--- begin ---

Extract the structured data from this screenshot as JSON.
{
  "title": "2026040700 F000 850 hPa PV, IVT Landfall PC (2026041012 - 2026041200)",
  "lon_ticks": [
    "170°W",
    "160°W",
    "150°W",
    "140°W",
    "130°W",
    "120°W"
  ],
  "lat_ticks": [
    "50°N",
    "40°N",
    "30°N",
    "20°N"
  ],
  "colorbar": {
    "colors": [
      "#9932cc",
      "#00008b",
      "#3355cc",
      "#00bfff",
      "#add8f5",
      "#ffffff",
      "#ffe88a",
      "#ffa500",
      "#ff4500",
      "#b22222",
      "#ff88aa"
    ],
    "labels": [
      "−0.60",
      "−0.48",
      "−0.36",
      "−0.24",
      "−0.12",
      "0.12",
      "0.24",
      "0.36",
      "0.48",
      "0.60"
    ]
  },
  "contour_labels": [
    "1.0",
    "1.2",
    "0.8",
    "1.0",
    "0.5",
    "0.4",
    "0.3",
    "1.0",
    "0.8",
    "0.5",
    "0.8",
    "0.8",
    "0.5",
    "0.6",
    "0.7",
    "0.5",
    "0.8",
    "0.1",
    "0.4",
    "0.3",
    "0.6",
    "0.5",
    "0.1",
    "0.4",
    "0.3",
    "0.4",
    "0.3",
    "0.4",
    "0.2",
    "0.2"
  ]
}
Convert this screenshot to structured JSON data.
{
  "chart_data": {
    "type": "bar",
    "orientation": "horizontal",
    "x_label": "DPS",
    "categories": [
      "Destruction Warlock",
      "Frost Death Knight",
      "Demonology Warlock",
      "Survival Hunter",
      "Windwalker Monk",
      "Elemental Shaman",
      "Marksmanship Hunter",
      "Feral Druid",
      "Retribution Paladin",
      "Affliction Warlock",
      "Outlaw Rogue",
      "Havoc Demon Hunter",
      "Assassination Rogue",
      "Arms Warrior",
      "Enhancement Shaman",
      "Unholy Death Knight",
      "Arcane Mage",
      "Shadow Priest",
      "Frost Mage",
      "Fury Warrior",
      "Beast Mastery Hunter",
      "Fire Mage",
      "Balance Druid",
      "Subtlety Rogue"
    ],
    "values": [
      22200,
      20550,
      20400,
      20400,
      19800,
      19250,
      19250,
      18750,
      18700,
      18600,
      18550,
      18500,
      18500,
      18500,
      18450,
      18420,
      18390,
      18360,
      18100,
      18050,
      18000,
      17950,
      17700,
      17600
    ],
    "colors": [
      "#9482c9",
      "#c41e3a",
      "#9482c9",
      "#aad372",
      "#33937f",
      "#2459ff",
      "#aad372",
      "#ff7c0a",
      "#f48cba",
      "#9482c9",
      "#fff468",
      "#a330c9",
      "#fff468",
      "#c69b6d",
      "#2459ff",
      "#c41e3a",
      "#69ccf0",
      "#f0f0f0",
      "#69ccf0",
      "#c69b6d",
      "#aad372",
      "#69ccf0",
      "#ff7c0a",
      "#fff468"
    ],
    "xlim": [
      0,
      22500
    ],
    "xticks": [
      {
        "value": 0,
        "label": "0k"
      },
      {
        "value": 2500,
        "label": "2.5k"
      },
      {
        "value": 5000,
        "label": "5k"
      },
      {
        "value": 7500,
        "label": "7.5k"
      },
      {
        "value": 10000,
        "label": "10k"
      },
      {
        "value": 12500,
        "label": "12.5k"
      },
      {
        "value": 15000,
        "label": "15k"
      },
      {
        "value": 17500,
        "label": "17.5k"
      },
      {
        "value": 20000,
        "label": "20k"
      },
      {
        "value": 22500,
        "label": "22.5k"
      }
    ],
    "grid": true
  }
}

--- end ---

> [What the exercise asks]: Among the entries, how many lines contain the string "JSON"? Give the number without anything else.

> [Exercise result]: 2